>> BEGIN RECORDED INFORMATION
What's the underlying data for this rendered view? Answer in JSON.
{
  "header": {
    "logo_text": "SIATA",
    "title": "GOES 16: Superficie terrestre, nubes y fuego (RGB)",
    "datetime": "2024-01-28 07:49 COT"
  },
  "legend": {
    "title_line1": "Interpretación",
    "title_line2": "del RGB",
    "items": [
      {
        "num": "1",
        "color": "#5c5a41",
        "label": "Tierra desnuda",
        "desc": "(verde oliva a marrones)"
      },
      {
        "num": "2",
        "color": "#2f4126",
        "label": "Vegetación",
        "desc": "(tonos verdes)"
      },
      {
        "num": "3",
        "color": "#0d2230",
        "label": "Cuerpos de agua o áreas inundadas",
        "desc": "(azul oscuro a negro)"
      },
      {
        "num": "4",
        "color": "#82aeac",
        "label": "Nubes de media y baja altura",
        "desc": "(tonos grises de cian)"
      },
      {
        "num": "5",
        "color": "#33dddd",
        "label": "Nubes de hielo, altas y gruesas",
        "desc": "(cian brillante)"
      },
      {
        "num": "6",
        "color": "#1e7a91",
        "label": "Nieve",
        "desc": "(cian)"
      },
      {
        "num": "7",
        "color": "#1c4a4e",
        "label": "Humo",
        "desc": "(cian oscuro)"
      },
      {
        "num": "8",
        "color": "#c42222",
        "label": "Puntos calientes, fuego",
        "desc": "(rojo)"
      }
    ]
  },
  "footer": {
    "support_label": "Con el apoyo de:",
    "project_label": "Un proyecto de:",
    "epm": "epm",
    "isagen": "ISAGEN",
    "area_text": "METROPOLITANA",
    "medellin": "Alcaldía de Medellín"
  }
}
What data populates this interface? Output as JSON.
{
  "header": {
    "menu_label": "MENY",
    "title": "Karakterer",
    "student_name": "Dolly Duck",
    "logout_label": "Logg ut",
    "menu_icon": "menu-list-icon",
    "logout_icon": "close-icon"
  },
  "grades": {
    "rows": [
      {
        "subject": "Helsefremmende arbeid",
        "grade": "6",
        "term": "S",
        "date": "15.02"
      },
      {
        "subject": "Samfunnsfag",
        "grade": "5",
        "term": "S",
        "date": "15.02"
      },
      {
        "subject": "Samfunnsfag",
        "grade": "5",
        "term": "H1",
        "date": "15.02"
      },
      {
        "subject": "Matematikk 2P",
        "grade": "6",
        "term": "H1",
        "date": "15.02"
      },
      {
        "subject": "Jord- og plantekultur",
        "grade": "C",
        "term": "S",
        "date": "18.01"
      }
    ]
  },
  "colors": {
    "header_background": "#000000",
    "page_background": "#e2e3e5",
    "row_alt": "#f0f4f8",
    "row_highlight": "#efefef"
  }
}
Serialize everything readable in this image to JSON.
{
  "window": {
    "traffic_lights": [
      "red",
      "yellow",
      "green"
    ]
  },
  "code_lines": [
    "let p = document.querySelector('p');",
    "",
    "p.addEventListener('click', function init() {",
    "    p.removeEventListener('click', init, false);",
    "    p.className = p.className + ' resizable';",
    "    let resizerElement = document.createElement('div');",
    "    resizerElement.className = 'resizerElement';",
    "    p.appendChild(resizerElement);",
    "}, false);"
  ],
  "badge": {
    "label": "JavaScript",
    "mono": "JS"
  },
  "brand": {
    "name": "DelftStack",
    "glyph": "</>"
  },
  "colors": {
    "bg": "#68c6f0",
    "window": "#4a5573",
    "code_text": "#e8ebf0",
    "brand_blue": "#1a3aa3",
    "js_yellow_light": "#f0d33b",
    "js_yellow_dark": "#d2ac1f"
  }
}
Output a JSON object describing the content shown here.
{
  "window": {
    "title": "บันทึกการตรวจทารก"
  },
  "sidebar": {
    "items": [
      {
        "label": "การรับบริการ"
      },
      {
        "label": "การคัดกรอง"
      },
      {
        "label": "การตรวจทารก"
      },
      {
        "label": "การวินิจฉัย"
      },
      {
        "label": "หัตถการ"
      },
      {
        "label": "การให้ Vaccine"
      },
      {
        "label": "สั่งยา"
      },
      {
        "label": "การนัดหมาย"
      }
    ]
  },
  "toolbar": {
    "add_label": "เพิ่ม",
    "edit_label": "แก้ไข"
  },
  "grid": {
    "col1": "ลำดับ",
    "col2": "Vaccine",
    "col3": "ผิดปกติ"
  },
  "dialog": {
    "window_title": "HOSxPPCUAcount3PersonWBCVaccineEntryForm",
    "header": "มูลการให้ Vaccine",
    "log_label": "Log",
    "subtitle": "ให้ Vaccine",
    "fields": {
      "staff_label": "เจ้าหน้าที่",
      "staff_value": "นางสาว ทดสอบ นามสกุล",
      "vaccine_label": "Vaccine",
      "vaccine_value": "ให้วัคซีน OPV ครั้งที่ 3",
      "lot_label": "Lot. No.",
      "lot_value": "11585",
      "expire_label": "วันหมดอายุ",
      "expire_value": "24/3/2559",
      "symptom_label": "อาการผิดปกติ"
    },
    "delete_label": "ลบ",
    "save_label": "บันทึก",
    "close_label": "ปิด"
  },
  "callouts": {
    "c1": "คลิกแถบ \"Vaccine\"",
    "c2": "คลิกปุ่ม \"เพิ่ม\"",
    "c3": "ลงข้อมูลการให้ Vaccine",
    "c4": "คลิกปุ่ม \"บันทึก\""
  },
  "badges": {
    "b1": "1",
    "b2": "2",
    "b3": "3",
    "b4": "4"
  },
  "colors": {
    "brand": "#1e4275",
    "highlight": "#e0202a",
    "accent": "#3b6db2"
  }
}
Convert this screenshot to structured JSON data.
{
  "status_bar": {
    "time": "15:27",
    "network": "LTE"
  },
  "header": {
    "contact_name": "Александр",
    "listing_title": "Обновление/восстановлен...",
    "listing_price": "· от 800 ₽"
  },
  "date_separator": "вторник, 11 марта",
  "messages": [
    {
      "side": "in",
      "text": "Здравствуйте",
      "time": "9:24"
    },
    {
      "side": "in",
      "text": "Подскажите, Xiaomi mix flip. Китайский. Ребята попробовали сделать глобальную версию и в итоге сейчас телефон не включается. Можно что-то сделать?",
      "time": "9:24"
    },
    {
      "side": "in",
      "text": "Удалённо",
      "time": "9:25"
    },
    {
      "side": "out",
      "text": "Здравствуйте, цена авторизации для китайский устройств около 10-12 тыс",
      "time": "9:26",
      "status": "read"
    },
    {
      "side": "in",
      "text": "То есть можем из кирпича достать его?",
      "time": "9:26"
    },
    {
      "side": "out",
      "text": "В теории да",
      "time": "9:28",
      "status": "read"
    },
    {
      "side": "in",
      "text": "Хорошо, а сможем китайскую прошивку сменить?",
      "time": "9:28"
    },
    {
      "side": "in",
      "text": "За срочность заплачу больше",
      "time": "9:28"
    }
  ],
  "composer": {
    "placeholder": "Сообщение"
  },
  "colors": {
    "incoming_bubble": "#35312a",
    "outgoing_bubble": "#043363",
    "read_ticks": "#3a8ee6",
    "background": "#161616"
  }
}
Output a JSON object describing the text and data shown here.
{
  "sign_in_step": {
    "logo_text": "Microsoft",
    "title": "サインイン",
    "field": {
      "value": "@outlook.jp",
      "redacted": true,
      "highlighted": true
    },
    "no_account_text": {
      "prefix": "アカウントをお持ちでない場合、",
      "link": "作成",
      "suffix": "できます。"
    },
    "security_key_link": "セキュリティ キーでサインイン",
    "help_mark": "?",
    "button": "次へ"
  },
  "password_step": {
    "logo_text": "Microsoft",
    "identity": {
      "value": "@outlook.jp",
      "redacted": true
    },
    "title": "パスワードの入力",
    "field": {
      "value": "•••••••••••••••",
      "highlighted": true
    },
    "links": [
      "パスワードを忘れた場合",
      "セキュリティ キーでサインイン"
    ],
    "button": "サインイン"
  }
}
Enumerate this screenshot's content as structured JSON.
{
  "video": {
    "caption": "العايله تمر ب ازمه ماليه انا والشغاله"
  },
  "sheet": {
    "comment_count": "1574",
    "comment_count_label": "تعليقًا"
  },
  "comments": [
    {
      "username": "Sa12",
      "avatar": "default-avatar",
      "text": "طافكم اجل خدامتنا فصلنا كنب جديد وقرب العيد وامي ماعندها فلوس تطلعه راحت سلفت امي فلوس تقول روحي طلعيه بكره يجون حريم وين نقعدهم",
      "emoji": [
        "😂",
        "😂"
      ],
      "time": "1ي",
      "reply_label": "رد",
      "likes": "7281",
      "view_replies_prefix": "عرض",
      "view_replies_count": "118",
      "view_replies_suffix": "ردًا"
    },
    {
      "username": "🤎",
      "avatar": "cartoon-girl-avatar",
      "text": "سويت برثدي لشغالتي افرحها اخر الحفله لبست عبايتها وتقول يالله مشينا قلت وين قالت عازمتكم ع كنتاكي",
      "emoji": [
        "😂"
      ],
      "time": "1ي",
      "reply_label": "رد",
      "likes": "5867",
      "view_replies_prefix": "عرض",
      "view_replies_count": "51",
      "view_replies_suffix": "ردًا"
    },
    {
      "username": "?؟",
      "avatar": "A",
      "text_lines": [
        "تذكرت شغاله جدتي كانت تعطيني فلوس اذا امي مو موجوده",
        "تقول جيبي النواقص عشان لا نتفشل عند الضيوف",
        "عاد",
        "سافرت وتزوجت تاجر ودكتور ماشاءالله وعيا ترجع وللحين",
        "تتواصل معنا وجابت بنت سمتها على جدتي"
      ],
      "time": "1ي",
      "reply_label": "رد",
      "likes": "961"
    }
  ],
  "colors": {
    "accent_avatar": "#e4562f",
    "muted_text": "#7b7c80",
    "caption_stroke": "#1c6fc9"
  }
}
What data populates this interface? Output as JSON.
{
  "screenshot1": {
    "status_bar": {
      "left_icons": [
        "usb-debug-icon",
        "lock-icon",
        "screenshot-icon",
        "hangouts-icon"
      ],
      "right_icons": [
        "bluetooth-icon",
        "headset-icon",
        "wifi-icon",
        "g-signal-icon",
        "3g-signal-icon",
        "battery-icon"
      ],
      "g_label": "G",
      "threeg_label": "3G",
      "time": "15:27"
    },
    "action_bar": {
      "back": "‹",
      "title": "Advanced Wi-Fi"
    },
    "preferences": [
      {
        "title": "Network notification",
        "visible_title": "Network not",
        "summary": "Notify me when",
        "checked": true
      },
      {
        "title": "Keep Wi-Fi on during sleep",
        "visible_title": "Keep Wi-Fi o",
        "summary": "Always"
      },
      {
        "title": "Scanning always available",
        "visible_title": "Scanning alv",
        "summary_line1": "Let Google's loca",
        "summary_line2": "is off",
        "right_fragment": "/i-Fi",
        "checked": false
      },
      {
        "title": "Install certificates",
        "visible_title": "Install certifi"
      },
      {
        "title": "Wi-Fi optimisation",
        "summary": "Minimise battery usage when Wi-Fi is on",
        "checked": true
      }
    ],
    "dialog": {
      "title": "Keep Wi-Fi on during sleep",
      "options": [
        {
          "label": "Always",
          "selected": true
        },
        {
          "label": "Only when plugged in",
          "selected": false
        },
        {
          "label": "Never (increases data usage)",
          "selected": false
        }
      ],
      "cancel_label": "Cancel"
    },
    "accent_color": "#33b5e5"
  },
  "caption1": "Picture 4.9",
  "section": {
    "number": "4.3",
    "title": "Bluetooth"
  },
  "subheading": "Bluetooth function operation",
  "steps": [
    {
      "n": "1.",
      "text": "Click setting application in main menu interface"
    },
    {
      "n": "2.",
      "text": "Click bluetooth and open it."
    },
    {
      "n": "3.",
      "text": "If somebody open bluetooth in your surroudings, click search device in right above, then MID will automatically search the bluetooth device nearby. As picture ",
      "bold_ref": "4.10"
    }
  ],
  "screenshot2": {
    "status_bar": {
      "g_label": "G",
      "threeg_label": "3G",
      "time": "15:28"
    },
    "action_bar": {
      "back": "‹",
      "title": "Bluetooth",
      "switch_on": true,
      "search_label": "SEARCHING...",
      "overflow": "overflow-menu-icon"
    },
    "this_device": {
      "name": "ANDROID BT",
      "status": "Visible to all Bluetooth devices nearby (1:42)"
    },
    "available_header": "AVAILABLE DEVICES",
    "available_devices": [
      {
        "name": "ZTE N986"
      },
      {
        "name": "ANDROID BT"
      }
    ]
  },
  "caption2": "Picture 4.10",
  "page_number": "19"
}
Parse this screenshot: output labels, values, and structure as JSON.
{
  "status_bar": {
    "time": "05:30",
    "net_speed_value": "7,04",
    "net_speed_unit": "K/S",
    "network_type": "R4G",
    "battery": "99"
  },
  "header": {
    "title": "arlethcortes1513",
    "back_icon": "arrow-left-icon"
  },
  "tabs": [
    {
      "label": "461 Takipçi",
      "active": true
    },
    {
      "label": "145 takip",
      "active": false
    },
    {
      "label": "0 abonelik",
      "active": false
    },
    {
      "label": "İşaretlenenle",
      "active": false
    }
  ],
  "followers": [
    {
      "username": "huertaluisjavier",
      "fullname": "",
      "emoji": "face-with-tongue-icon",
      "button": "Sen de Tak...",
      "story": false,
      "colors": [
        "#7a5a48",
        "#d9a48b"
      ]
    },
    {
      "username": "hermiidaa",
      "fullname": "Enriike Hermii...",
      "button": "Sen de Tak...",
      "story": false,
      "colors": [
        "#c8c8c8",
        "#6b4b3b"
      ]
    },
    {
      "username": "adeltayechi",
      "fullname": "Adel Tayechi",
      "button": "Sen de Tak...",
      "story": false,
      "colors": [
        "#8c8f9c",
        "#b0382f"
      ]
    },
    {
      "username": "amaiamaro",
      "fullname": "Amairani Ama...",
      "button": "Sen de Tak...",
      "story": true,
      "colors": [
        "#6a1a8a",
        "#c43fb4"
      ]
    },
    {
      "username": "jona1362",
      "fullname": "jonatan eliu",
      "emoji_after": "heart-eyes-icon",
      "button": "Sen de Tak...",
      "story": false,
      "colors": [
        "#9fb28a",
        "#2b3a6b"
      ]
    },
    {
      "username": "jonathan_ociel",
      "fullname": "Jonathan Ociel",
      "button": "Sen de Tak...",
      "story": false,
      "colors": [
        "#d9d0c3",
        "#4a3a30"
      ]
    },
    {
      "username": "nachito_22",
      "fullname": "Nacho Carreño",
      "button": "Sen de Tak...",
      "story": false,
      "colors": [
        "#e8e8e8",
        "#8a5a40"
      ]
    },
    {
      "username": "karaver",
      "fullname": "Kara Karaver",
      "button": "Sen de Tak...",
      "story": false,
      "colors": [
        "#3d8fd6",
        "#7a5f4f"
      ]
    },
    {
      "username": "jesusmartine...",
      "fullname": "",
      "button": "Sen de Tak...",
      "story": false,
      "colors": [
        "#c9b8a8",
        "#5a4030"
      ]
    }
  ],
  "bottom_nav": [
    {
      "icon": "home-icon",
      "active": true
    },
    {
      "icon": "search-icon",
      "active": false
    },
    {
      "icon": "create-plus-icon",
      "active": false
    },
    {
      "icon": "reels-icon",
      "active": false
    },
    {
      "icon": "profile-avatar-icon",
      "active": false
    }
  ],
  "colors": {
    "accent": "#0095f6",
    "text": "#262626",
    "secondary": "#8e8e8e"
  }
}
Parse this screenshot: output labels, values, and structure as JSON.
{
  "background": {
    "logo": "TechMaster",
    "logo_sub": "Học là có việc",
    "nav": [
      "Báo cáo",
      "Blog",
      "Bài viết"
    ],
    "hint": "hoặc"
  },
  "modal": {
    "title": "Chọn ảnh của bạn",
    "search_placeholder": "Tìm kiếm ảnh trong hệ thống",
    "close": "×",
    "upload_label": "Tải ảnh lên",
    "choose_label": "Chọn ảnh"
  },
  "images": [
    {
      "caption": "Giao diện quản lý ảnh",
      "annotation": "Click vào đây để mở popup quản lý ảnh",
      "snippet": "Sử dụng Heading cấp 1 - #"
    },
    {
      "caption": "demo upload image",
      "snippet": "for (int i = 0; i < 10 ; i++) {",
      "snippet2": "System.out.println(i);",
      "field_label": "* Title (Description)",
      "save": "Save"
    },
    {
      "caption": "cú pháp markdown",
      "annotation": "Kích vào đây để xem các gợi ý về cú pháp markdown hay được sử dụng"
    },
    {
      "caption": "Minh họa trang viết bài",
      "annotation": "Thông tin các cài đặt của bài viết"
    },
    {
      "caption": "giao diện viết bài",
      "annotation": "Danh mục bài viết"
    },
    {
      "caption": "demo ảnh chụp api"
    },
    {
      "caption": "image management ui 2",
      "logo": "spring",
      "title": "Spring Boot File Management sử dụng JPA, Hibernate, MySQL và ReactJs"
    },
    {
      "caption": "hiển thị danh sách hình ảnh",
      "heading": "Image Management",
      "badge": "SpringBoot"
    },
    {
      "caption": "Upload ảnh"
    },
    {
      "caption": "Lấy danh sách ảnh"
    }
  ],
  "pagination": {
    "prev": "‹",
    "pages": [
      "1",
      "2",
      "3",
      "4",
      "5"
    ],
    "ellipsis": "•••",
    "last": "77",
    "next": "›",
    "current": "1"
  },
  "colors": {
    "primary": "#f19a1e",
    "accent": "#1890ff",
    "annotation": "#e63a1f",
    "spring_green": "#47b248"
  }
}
>> END RECORDED INFORMATION
AIM OF THE TASK: Pick out every line with the string "function" and copy it.

TASK SOLUTION:
    "p.addEventListener('click', function init() {",
  "subheading": "Bluetooth function operation",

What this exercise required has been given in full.